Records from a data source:
____________________

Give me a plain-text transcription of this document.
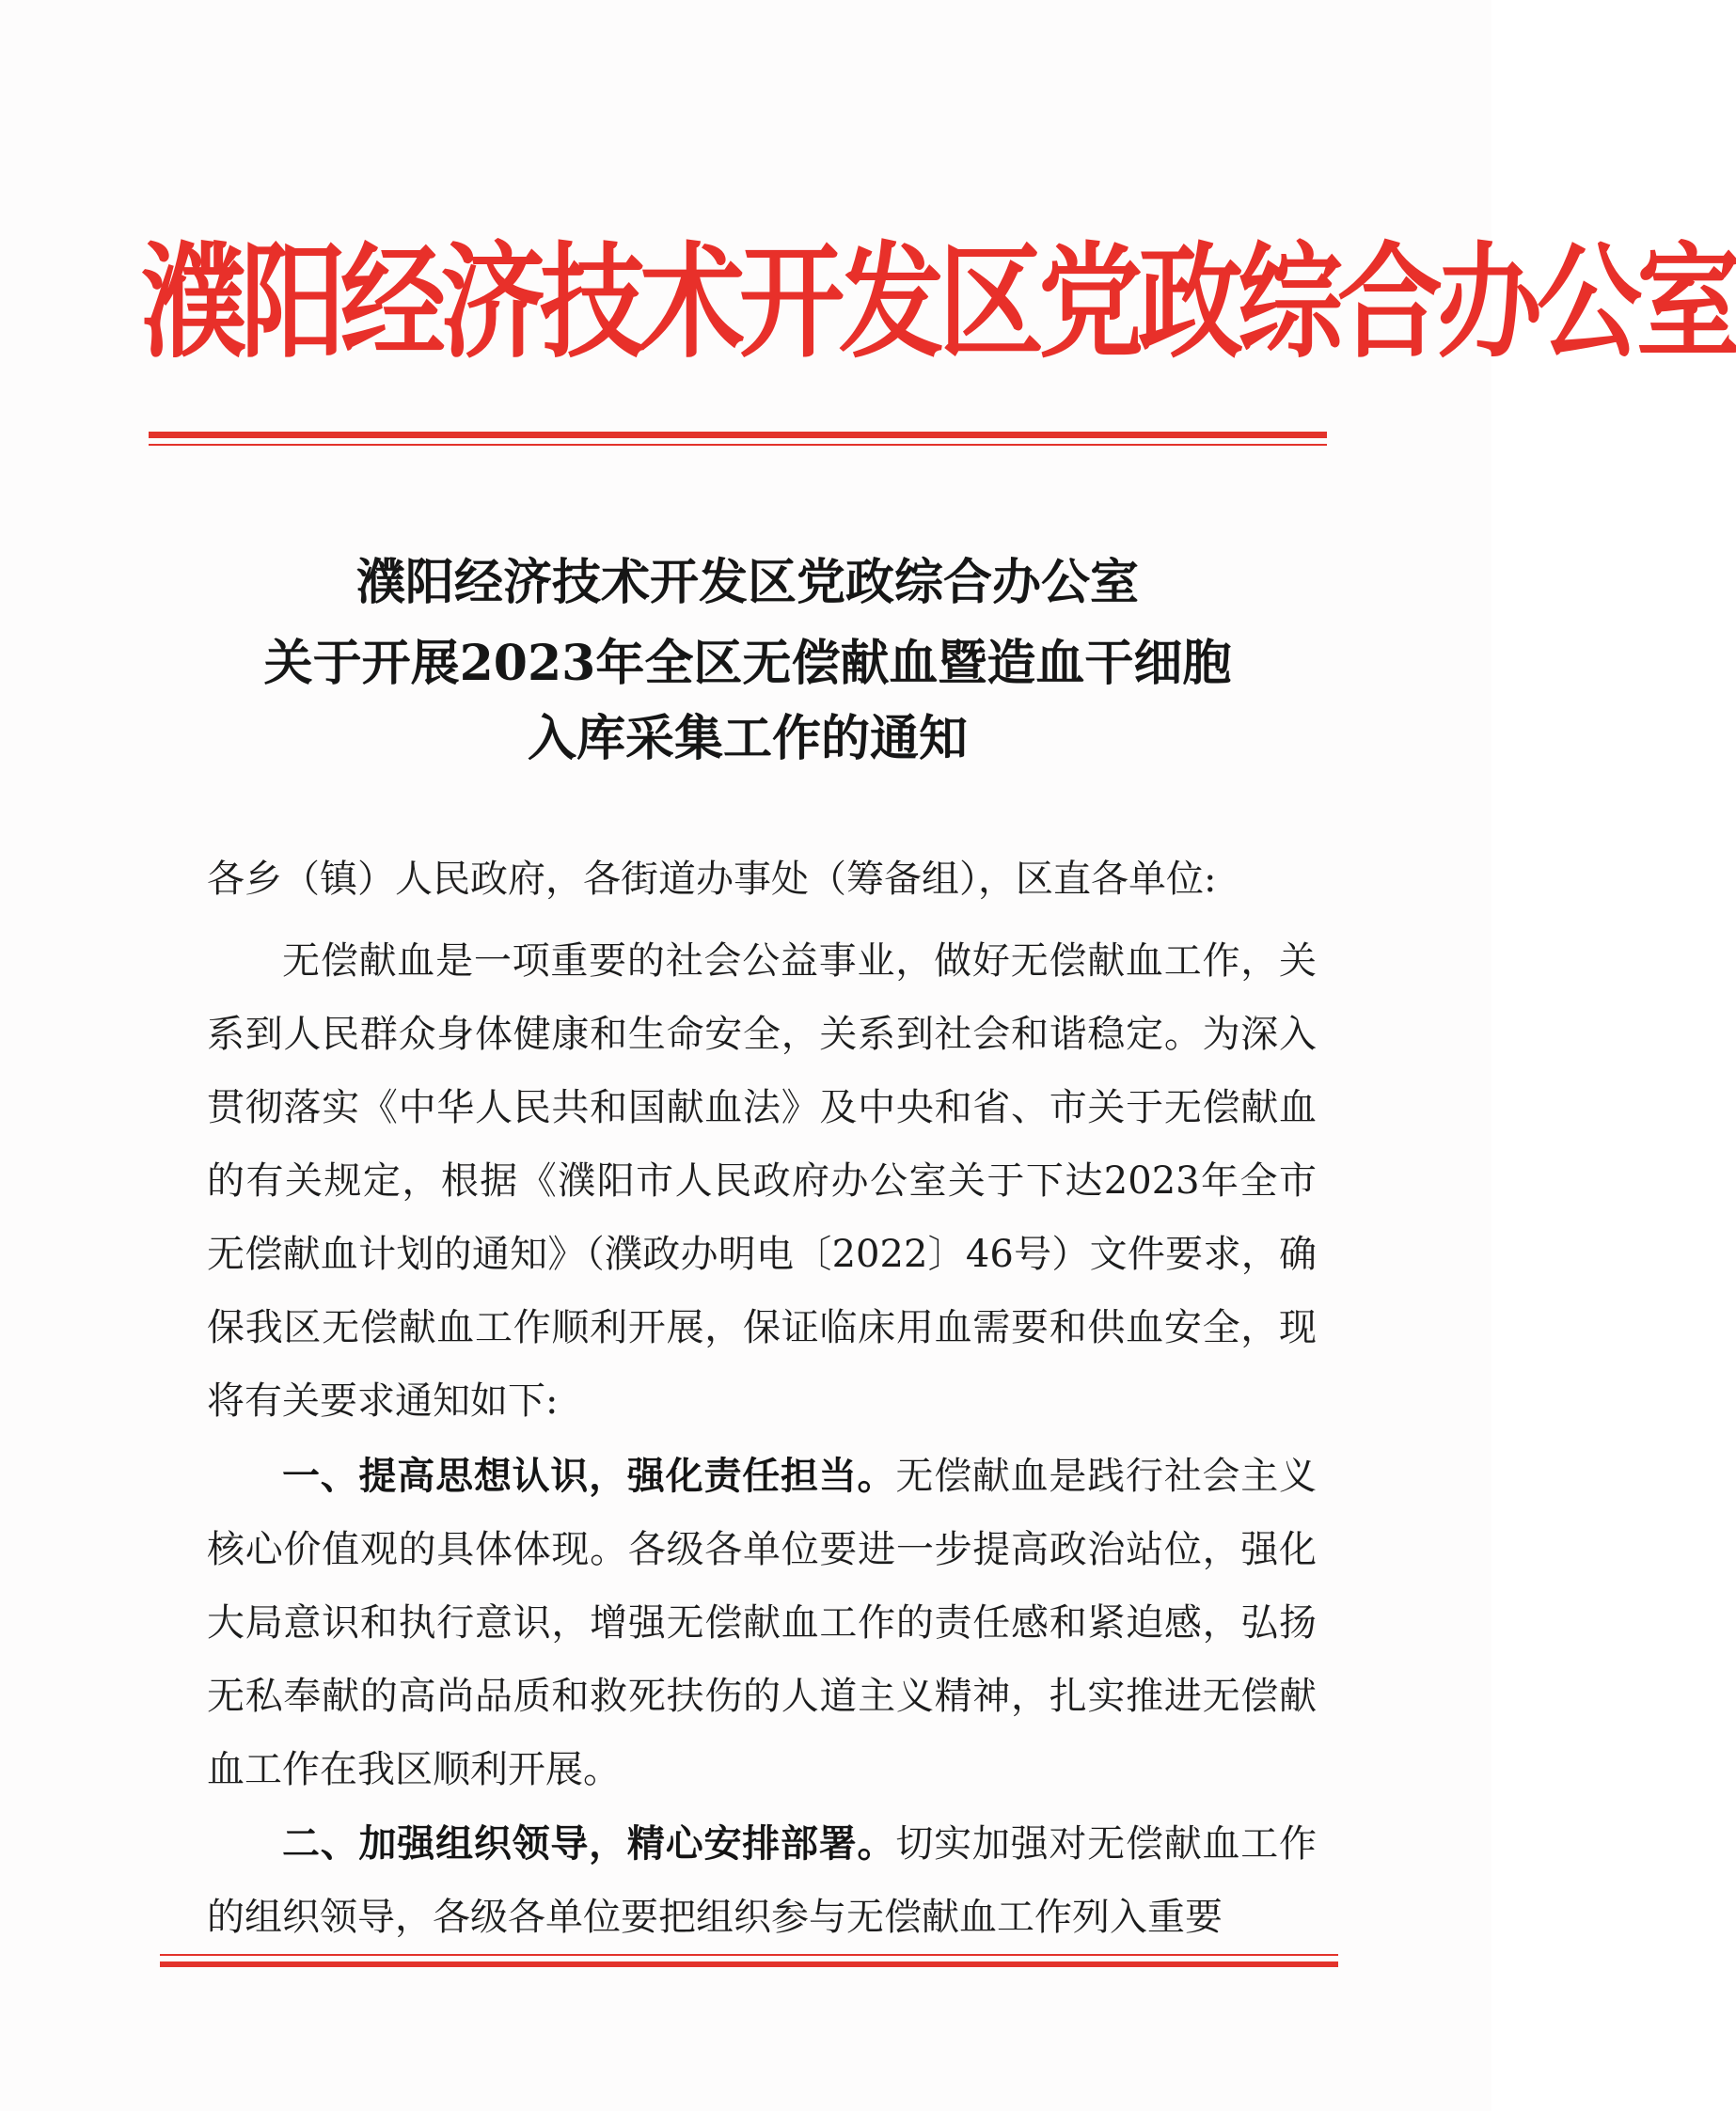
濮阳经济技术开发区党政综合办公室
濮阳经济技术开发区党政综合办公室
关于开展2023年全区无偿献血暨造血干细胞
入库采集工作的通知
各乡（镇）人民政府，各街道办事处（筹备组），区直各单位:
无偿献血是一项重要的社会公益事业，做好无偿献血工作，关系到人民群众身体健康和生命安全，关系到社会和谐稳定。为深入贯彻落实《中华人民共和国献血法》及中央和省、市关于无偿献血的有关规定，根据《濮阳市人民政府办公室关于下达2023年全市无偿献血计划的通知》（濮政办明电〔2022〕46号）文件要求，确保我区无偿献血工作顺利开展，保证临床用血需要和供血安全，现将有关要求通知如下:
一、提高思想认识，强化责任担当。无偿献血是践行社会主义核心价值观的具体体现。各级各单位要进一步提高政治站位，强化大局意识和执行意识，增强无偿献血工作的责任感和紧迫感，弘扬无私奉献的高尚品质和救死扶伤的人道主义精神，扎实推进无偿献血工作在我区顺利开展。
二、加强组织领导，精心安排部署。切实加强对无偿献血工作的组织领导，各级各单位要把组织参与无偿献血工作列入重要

____________________

*What is required:* Reproduce the data above in full, exactly as it is, with the pictures left out.

*Task result:*
Give me a plain-text transcription of this document.
濮阳经济技术开发区党政综合办公室
濮阳经济技术开发区党政综合办公室
关于开展2023年全区无偿献血暨造血干细胞
入库采集工作的通知
各乡（镇）人民政府，各街道办事处（筹备组），区直各单位:
无偿献血是一项重要的社会公益事业，做好无偿献血工作，关系到人民群众身体健康和生命安全，关系到社会和谐稳定。为深入贯彻落实《中华人民共和国献血法》及中央和省、市关于无偿献血的有关规定，根据《濮阳市人民政府办公室关于下达2023年全市无偿献血计划的通知》（濮政办明电〔2022〕46号）文件要求，确保我区无偿献血工作顺利开展，保证临床用血需要和供血安全，现将有关要求通知如下:
一、提高思想认识，强化责任担当。无偿献血是践行社会主义核心价值观的具体体现。各级各单位要进一步提高政治站位，强化大局意识和执行意识，增强无偿献血工作的责任感和紧迫感，弘扬无私奉献的高尚品质和救死扶伤的人道主义精神，扎实推进无偿献血工作在我区顺利开展。
二、加强组织领导，精心安排部署。切实加强对无偿献血工作的组织领导，各级各单位要把组织参与无偿献血工作列入重要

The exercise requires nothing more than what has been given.